Task requirements :: Do any lines in the data below contain "this"? If so, copy every one of them.

[Extracted data entries]
○ ○ ○ ○ ○

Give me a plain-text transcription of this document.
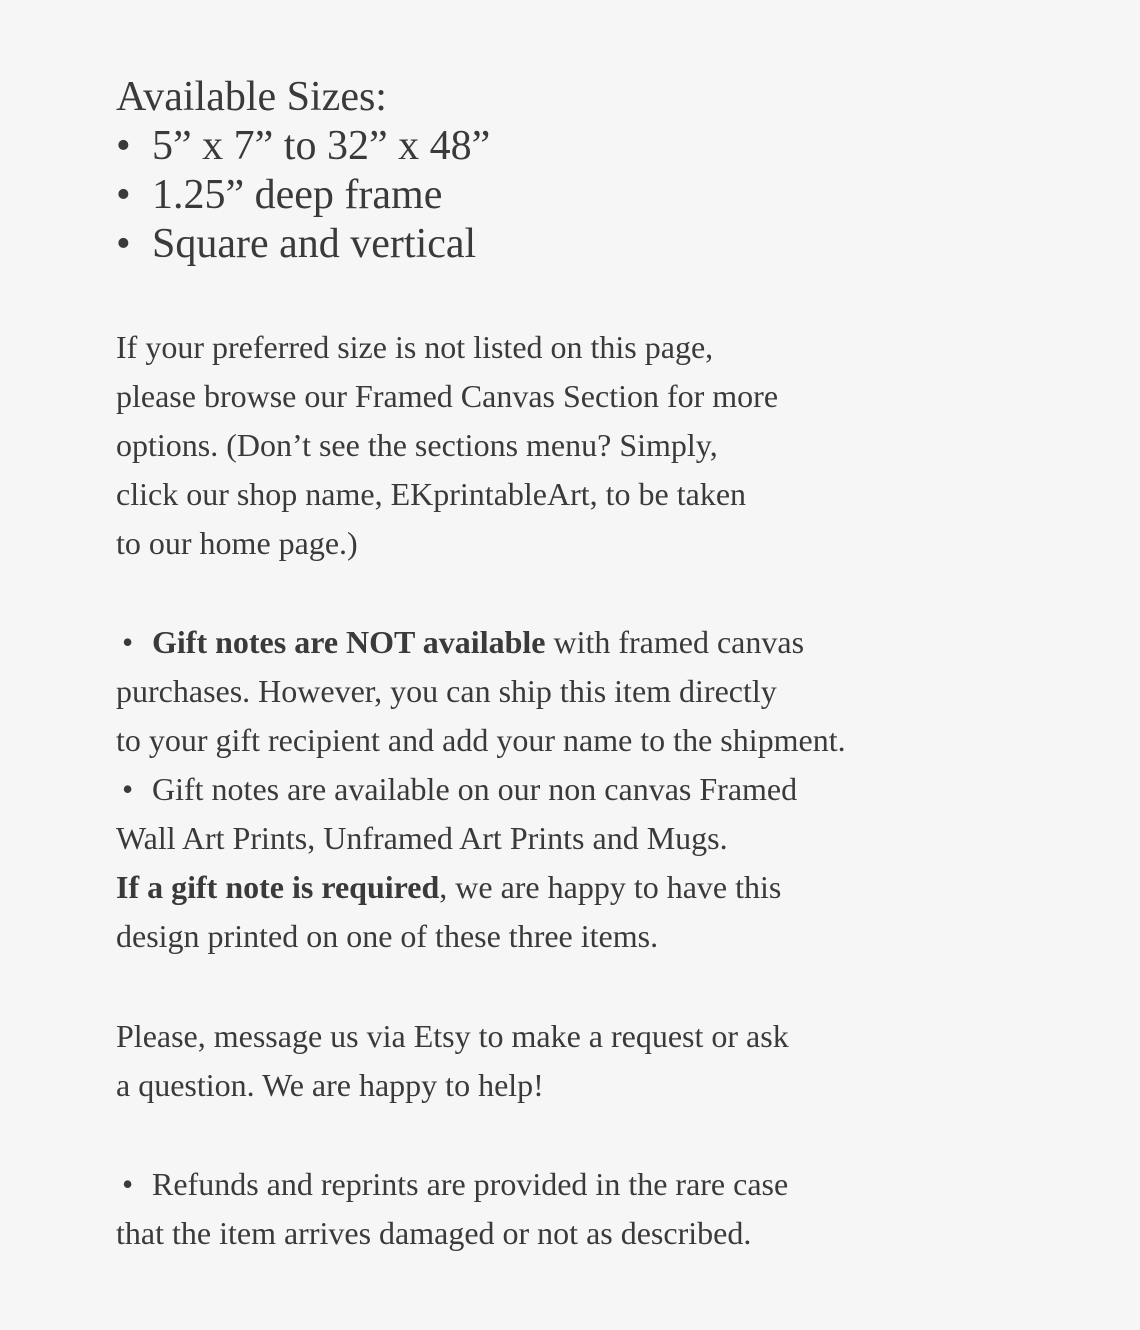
Available Sizes:
• 5” x 7” to 32” x 48”
• 1.25” deep frame
• Square and vertical
If your preferred size is not listed on this page,
please browse our Framed Canvas Section for more
options. (Don’t see the sections menu? Simply,
click our shop name, EKprintableArt, to be taken
to our home page.)
• Gift notes are NOT available with framed canvas
purchases. However, you can ship this item directly
to your gift recipient and add your name to the shipment.
• Gift notes are available on our non canvas Framed
Wall Art Prints, Unframed Art Prints and Mugs.
If a gift note is required, we are happy to have this
design printed on one of these three items.
Please, message us via Etsy to make a request or ask
a question. We are happy to help!
• Refunds and reprints are provided in the rare case
that the item arrives damaged or not as described.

○ ○ ○ ○ ○

Exercise output ::
Give me a plain-text transcription of this document.
If your preferred size is not listed on this page,
purchases. However, you can ship this item directly
If a gift note is required, we are happy to have this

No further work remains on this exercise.